**** Source material ****

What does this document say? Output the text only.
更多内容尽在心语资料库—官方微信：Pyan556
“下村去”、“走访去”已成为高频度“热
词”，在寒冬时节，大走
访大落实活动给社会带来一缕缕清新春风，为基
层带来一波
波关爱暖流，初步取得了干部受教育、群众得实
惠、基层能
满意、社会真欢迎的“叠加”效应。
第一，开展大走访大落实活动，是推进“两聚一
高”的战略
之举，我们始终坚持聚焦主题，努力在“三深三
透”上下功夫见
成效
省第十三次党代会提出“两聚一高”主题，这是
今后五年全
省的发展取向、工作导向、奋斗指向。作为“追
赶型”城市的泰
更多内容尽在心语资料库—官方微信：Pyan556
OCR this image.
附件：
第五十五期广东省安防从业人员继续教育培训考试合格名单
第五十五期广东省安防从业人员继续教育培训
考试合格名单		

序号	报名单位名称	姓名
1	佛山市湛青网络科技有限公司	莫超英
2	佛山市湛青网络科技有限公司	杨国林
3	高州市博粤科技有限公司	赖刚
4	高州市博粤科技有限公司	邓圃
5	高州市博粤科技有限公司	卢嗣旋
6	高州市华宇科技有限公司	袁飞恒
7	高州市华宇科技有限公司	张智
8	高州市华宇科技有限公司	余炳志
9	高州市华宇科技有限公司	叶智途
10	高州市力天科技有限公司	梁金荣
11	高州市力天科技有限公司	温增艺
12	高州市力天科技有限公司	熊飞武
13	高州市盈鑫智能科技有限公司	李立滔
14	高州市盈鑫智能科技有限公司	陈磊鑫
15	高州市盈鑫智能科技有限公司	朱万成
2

****
**** Source material ****

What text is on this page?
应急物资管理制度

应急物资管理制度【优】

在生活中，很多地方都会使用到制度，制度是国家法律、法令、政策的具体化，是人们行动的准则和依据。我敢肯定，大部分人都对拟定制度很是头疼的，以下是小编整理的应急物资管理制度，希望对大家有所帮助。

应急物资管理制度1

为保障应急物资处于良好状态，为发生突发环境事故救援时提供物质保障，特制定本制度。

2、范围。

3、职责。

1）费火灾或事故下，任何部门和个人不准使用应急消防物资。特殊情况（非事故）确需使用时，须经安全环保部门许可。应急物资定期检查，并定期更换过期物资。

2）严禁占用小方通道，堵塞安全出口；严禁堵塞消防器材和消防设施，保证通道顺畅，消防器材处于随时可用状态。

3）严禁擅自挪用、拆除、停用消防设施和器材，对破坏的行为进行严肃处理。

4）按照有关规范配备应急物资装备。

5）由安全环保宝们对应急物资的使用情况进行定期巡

****

== Aim of the exercise ==
Report how many lines in these entries contain "this". Answer with the number only.

== Solved exercise ==
3